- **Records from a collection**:
══════════════════════════════

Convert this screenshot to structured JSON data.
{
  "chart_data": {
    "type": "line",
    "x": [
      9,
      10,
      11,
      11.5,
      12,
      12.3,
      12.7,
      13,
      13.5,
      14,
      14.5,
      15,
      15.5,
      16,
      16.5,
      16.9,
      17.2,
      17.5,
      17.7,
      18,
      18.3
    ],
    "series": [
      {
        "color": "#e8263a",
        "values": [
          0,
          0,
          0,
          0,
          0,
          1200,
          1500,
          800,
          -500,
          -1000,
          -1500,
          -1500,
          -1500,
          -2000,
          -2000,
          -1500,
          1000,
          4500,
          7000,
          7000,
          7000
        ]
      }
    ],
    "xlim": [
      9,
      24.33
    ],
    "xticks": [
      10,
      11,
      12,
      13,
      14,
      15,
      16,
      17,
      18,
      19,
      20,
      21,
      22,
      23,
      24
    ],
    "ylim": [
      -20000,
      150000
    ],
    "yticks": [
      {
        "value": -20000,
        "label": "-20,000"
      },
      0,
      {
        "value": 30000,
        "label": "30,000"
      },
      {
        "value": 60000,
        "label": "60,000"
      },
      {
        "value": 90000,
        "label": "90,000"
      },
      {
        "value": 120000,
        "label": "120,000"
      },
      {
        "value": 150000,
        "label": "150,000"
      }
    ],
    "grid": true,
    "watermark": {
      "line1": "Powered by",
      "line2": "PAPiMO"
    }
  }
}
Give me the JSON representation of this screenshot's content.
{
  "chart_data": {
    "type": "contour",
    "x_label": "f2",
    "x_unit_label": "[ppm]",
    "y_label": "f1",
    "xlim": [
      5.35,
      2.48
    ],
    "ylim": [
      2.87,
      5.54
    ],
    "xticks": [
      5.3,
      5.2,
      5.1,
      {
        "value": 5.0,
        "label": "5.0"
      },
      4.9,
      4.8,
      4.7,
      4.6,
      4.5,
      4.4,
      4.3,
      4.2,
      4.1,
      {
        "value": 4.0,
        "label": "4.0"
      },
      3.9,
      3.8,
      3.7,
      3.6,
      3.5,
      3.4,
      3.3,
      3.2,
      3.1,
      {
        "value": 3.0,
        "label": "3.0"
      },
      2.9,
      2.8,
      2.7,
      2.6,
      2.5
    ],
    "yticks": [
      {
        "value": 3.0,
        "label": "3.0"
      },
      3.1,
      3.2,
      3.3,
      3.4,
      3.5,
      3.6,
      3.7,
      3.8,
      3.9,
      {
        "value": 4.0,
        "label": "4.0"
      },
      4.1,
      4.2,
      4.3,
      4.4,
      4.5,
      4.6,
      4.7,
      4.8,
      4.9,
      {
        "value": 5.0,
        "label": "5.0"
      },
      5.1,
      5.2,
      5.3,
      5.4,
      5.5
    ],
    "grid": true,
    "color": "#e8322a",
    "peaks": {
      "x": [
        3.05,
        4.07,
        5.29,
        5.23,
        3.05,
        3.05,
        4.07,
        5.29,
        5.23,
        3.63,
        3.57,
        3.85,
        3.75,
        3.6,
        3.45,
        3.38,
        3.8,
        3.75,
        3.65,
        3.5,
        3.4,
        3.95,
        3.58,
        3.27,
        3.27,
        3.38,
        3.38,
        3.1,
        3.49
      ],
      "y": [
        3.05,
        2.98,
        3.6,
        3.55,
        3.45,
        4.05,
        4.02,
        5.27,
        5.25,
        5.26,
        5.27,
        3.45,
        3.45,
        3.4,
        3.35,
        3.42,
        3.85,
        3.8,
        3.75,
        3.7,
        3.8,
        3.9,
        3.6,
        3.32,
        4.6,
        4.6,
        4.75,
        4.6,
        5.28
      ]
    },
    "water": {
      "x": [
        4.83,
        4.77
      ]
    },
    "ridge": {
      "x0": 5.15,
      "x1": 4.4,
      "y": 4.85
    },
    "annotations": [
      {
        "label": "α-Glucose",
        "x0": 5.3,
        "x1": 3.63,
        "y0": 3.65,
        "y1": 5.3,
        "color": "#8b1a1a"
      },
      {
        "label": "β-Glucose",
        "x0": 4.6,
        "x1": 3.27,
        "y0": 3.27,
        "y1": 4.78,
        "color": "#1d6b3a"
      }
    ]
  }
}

══════════════════════════════

- **Short task**:
In the records above, find each line with the word "screenshot" and copy it.

- **Task solution**:
Convert this screenshot to structured JSON data.
Give me the JSON representation of this screenshot's content.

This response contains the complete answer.